## start Data shown

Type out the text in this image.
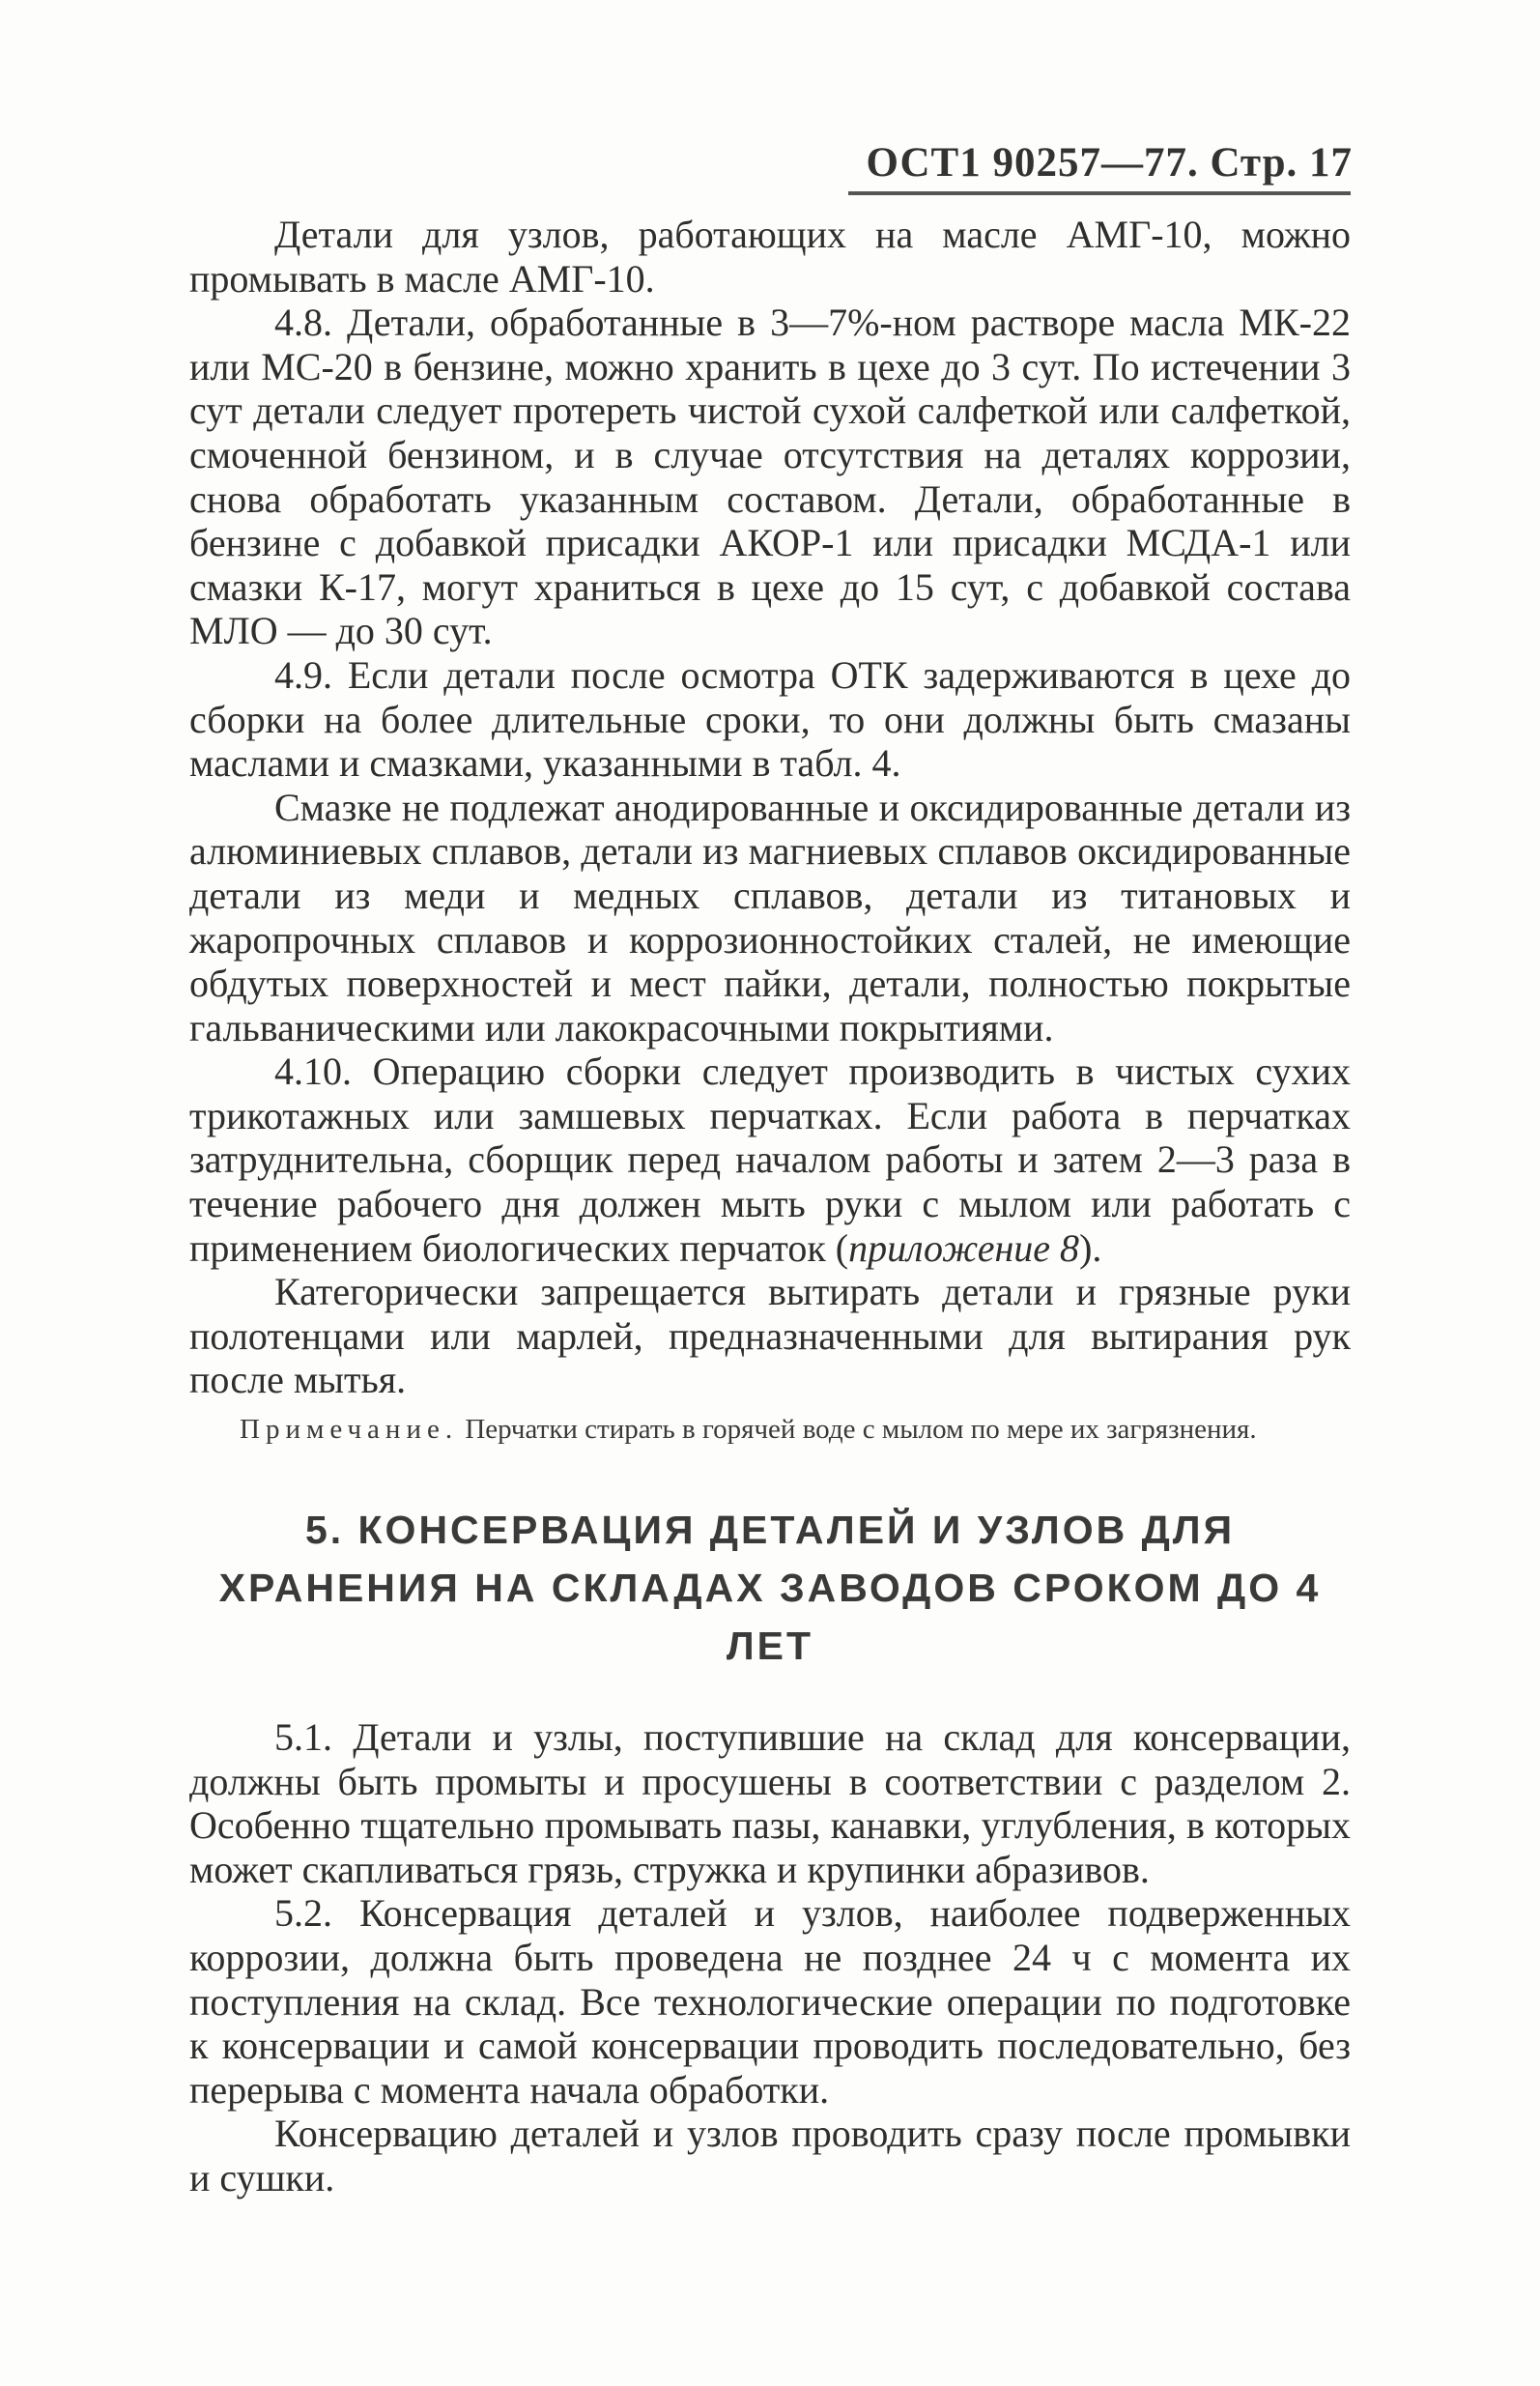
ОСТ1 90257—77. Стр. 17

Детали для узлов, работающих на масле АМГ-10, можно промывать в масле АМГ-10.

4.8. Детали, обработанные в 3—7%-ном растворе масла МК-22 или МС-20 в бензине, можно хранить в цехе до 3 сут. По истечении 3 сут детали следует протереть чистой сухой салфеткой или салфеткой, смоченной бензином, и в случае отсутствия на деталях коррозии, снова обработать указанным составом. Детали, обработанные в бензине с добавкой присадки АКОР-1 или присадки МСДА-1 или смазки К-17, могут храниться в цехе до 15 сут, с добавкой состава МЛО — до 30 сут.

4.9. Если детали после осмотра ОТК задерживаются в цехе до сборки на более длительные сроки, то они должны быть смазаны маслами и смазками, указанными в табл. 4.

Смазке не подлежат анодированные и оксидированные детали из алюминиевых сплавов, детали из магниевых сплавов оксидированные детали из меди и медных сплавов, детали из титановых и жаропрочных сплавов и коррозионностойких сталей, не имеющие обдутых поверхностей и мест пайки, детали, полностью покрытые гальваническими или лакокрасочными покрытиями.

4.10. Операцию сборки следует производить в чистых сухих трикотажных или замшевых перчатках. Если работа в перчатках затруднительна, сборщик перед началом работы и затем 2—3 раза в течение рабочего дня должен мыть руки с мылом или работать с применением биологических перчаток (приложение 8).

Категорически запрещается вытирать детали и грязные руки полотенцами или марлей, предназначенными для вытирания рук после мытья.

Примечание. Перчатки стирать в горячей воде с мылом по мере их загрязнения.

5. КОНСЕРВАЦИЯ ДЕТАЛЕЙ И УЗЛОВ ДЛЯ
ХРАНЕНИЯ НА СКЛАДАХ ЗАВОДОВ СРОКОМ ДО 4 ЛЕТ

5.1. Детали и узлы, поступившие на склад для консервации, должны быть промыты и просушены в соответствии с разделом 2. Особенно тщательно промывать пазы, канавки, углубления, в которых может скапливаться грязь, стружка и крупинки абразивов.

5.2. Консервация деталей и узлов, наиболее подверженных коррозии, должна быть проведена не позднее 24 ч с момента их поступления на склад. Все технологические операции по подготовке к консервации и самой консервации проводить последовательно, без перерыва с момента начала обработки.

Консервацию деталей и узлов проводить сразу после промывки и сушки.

## end Data shown

Problem to work on
Quote every line of the records above exactly; no picture is to be copied.

The completed task
Type out the text in this image.
ОСТ1 90257—77. Стр. 17

Детали для узлов, работающих на масле АМГ-10, можно промывать в масле АМГ-10.

4.8. Детали, обработанные в 3—7%-ном растворе масла МК-22 или МС-20 в бензине, можно хранить в цехе до 3 сут. По истечении 3 сут детали следует протереть чистой сухой салфеткой или салфеткой, смоченной бензином, и в случае отсутствия на деталях коррозии, снова обработать указанным составом. Детали, обработанные в бензине с добавкой присадки АКОР-1 или присадки МСДА-1 или смазки К-17, могут храниться в цехе до 15 сут, с добавкой состава МЛО — до 30 сут.

4.9. Если детали после осмотра ОТК задерживаются в цехе до сборки на более длительные сроки, то они должны быть смазаны маслами и смазками, указанными в табл. 4.

Смазке не подлежат анодированные и оксидированные детали из алюминиевых сплавов, детали из магниевых сплавов оксидированные детали из меди и медных сплавов, детали из титановых и жаропрочных сплавов и коррозионностойких сталей, не имеющие обдутых поверхностей и мест пайки, детали, полностью покрытые гальваническими или лакокрасочными покрытиями.

4.10. Операцию сборки следует производить в чистых сухих трикотажных или замшевых перчатках. Если работа в перчатках затруднительна, сборщик перед началом работы и затем 2—3 раза в течение рабочего дня должен мыть руки с мылом или работать с применением биологических перчаток (приложение 8).

Категорически запрещается вытирать детали и грязные руки полотенцами или марлей, предназначенными для вытирания рук после мытья.

Примечание. Перчатки стирать в горячей воде с мылом по мере их загрязнения.

5. КОНСЕРВАЦИЯ ДЕТАЛЕЙ И УЗЛОВ ДЛЯ
ХРАНЕНИЯ НА СКЛАДАХ ЗАВОДОВ СРОКОМ ДО 4 ЛЕТ

5.1. Детали и узлы, поступившие на склад для консервации, должны быть промыты и просушены в соответствии с разделом 2. Особенно тщательно промывать пазы, канавки, углубления, в которых может скапливаться грязь, стружка и крупинки абразивов.

5.2. Консервация деталей и узлов, наиболее подверженных коррозии, должна быть проведена не позднее 24 ч с момента их поступления на склад. Все технологические операции по подготовке к консервации и самой консервации проводить последовательно, без перерыва с момента начала обработки.

Консервацию деталей и узлов проводить сразу после промывки и сушки.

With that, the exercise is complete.